● GIVEN TASK: All the data must come back unchanged, except that pictures are left out.

══ SUPPLIED RECORDS ══

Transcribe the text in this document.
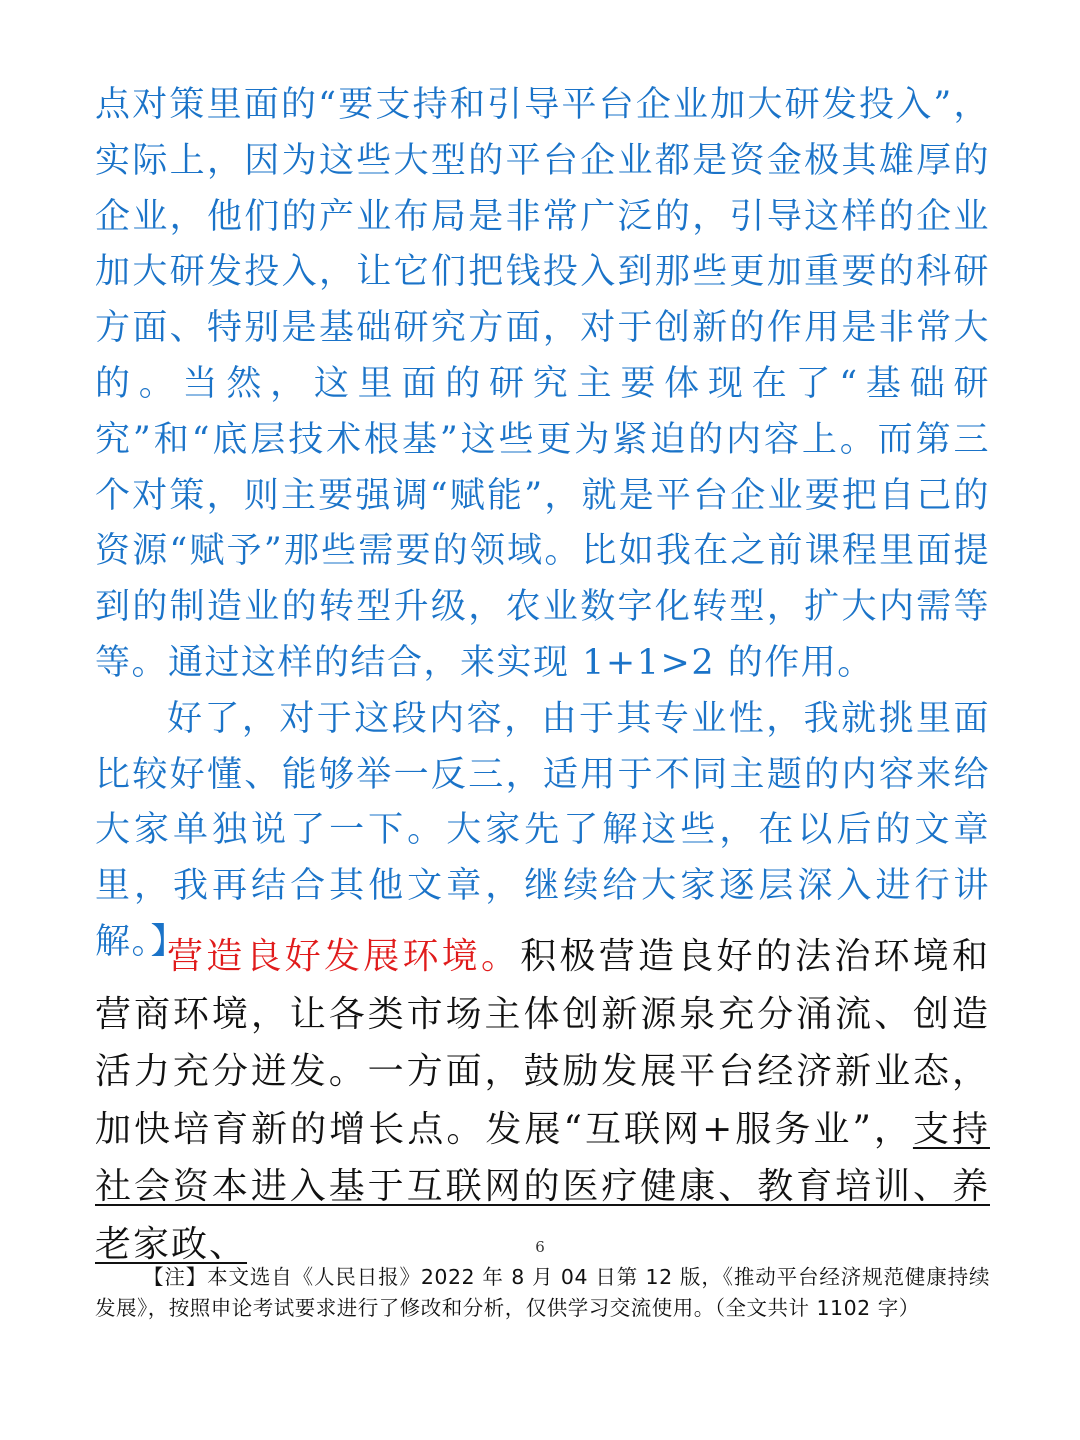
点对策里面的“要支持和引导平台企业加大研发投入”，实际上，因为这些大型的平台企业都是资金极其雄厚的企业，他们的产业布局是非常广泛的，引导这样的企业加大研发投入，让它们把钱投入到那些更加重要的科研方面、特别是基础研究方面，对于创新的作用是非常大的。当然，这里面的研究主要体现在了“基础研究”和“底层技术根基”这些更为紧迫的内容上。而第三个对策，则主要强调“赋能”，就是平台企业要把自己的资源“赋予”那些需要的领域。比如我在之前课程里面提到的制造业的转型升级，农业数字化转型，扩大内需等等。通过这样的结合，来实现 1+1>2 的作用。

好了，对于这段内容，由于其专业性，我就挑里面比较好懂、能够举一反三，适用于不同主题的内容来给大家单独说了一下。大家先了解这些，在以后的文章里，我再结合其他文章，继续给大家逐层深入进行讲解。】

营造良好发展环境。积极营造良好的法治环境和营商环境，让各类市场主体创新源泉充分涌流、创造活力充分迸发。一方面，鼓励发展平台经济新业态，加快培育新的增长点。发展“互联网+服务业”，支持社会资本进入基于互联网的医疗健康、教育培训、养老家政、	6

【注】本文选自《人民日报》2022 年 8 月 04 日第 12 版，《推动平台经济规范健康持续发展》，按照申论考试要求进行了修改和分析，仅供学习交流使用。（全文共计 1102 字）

═══

● THE REPLY:
Transcribe the text in this document.
点对策里面的“要支持和引导平台企业加大研发投入”，实际上，因为这些大型的平台企业都是资金极其雄厚的企业，他们的产业布局是非常广泛的，引导这样的企业加大研发投入，让它们把钱投入到那些更加重要的科研方面、特别是基础研究方面，对于创新的作用是非常大的。当然，这里面的研究主要体现在了“基础研究”和“底层技术根基”这些更为紧迫的内容上。而第三个对策，则主要强调“赋能”，就是平台企业要把自己的资源“赋予”那些需要的领域。比如我在之前课程里面提到的制造业的转型升级，农业数字化转型，扩大内需等等。通过这样的结合，来实现 1+1>2 的作用。

好了，对于这段内容，由于其专业性，我就挑里面比较好懂、能够举一反三，适用于不同主题的内容来给大家单独说了一下。大家先了解这些，在以后的文章里，我再结合其他文章，继续给大家逐层深入进行讲解。】

营造良好发展环境。积极营造良好的法治环境和营商环境，让各类市场主体创新源泉充分涌流、创造活力充分迸发。一方面，鼓励发展平台经济新业态，加快培育新的增长点。发展“互联网+服务业”，支持社会资本进入基于互联网的医疗健康、教育培训、养老家政、	6

【注】本文选自《人民日报》2022 年 8 月 04 日第 12 版，《推动平台经济规范健康持续发展》，按照申论考试要求进行了修改和分析，仅供学习交流使用。（全文共计 1102 字）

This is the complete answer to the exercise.